Set task. Extract the full set of records, then give each one again exactly.

Items from a dataset.
= = = = = = =

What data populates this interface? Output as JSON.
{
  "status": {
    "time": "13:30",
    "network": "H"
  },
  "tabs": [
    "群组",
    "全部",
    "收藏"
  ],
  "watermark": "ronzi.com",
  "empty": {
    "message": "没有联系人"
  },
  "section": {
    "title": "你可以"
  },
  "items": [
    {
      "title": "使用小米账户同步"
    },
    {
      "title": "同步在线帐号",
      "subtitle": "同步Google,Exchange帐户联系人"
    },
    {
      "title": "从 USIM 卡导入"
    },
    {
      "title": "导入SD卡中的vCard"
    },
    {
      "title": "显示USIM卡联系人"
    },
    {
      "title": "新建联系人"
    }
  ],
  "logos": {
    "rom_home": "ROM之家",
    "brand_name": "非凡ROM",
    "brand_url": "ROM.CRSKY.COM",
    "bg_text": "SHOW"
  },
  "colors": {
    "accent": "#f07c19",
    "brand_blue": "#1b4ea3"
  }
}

= = = = = = =

Completed task.
What data populates this interface? Output as JSON.
{
  "status": {
    "time": "13:30",
    "network": "H"
  },
  "tabs": [
    "群组",
    "全部",
    "收藏"
  ],
  "watermark": "ronzi.com",
  "empty": {
    "message": "没有联系人"
  },
  "section": {
    "title": "你可以"
  },
  "items": [
    {
      "title": "使用小米账户同步"
    },
    {
      "title": "同步在线帐号",
      "subtitle": "同步Google,Exchange帐户联系人"
    },
    {
      "title": "从 USIM 卡导入"
    },
    {
      "title": "导入SD卡中的vCard"
    },
    {
      "title": "显示USIM卡联系人"
    },
    {
      "title": "新建联系人"
    }
  ],
  "logos": {
    "rom_home": "ROM之家",
    "brand_name": "非凡ROM",
    "brand_url": "ROM.CRSKY.COM",
    "bg_text": "SHOW"
  },
  "colors": {
    "accent": "#f07c19",
    "brand_blue": "#1b4ea3"
  }
}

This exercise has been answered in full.